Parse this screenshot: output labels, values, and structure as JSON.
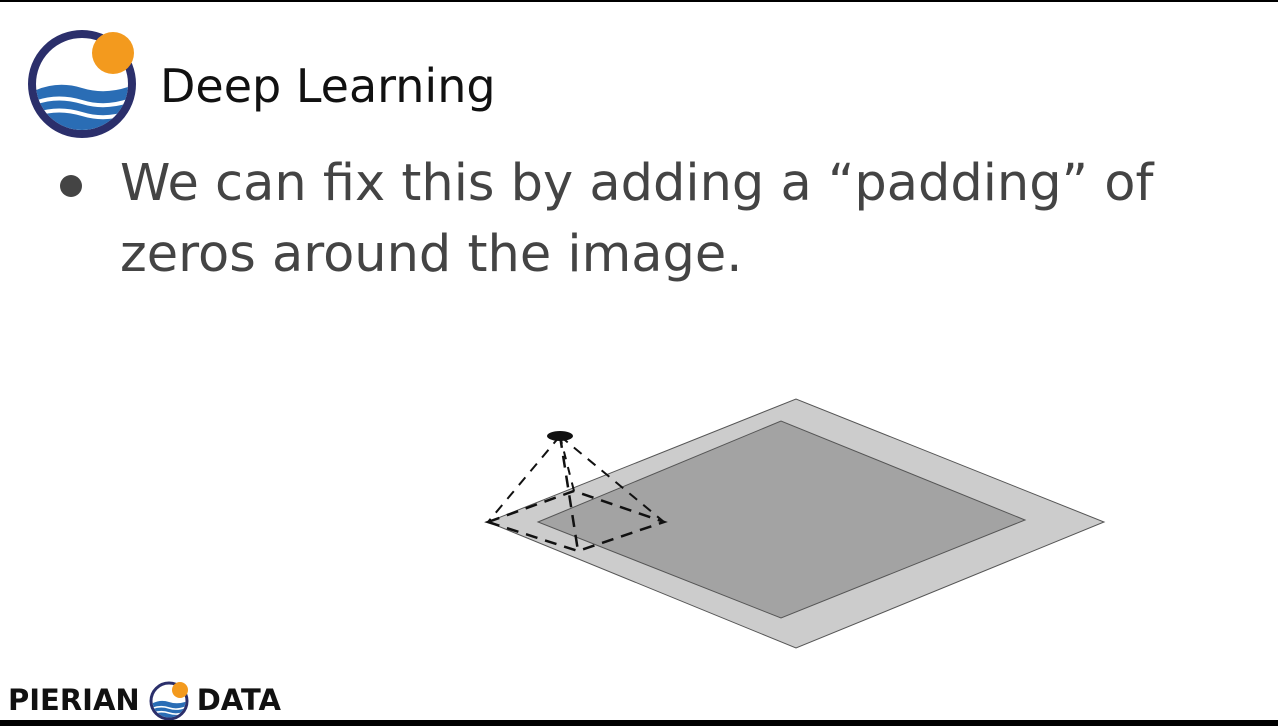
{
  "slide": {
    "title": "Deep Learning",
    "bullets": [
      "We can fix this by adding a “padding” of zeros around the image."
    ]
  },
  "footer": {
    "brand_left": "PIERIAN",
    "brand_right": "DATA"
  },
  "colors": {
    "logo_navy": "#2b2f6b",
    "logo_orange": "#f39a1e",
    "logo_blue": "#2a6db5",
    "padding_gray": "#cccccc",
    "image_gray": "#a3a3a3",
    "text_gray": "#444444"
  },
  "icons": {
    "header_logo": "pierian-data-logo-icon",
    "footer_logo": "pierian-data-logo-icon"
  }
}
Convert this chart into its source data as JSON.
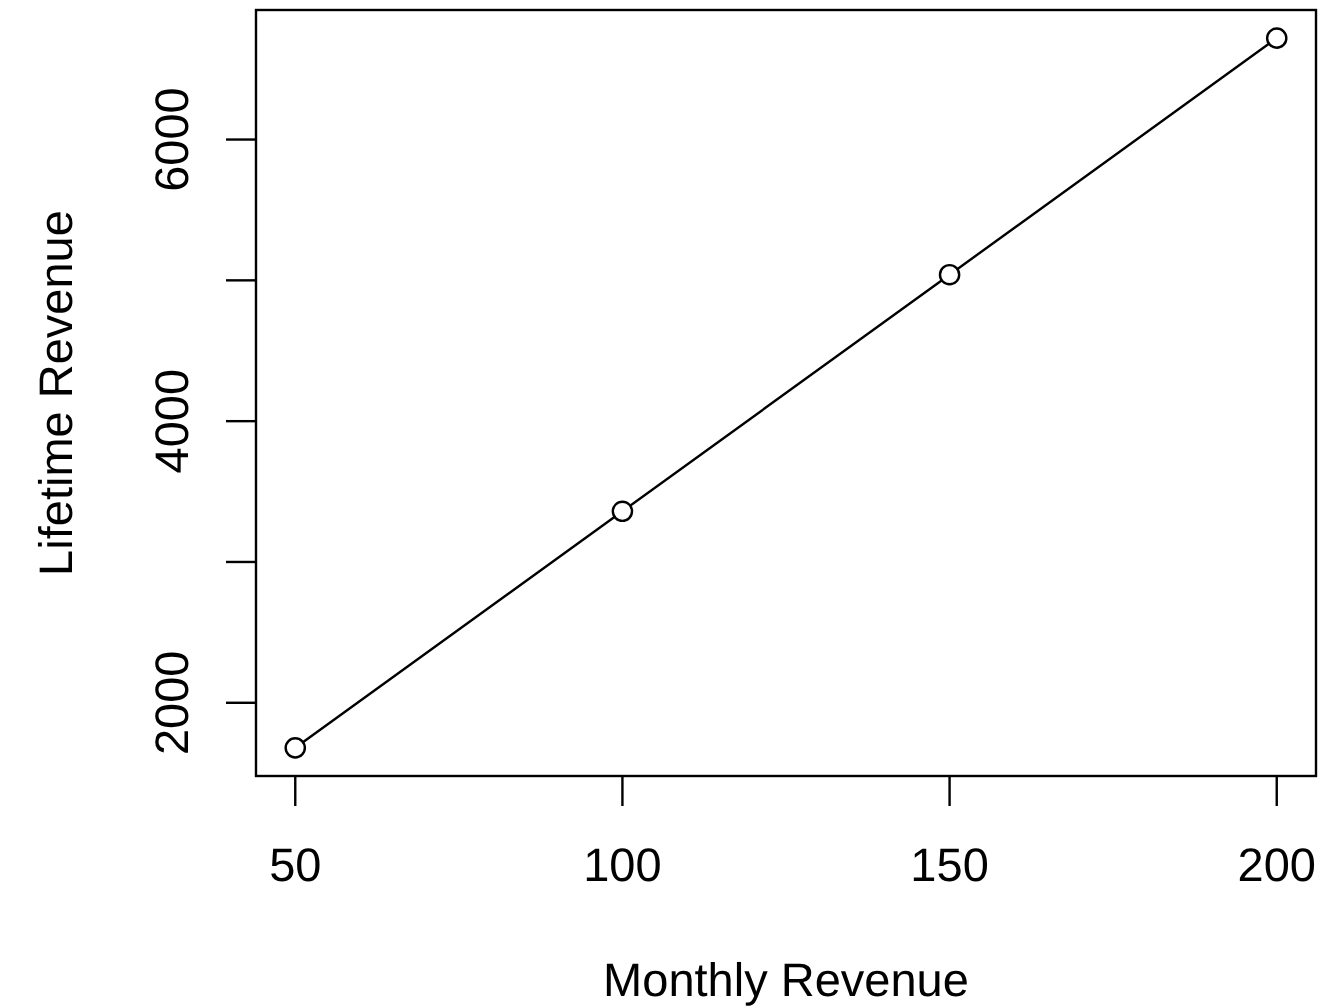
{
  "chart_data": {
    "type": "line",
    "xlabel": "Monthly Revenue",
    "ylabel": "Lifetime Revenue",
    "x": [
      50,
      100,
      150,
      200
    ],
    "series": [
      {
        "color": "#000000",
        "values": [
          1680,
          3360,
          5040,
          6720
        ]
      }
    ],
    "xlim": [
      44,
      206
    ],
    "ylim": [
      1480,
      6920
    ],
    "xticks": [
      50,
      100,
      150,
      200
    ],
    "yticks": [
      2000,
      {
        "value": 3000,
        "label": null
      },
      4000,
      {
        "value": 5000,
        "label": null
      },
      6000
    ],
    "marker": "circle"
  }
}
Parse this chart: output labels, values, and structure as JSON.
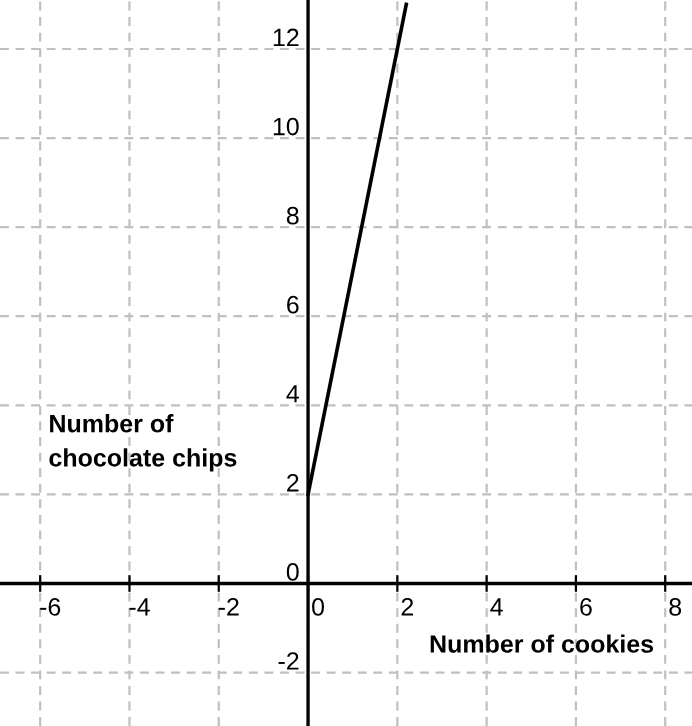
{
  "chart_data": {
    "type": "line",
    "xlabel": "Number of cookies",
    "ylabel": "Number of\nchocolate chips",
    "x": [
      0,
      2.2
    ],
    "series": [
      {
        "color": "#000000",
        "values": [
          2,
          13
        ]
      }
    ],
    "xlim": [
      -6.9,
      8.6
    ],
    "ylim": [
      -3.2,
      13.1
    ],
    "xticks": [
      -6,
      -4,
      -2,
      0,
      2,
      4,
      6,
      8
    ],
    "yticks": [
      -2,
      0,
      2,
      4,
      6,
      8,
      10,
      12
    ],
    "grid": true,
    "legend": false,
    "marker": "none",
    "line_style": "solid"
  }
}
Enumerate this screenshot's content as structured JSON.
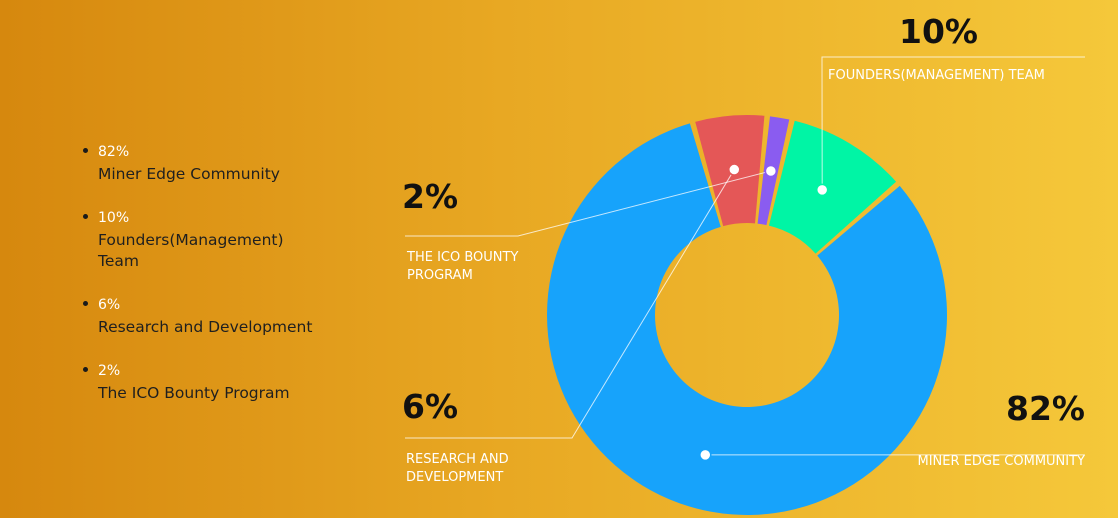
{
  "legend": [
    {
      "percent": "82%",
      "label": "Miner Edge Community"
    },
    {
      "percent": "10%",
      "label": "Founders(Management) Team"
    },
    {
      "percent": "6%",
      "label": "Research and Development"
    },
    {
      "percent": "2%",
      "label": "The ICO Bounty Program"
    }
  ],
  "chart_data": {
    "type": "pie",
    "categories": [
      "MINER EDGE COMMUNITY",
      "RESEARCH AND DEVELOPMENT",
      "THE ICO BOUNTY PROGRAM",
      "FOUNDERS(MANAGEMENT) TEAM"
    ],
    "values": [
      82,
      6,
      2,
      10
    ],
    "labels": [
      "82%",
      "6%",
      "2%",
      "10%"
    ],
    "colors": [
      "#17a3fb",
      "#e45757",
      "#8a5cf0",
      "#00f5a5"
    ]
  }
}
####################
Your objective » Using the records above, extract exactly and only the lines from the one with "Enumerate this screenshot's" through the final line, inclusive, leaving out pictures.

The result »
Enumerate this screenshot's content as structured JSON.
{
  "legend": [
    {
      "percent": "82%",
      "label": "Miner Edge Community"
    },
    {
      "percent": "10%",
      "label": "Founders(Management) Team"
    },
    {
      "percent": "6%",
      "label": "Research and Development"
    },
    {
      "percent": "2%",
      "label": "The ICO Bounty Program"
    }
  ],
  "chart_data": {
    "type": "pie",
    "categories": [
      "MINER EDGE COMMUNITY",
      "RESEARCH AND DEVELOPMENT",
      "THE ICO BOUNTY PROGRAM",
      "FOUNDERS(MANAGEMENT) TEAM"
    ],
    "values": [
      82,
      6,
      2,
      10
    ],
    "labels": [
      "82%",
      "6%",
      "2%",
      "10%"
    ],
    "colors": [
      "#17a3fb",
      "#e45757",
      "#8a5cf0",
      "#00f5a5"
    ]
  }
}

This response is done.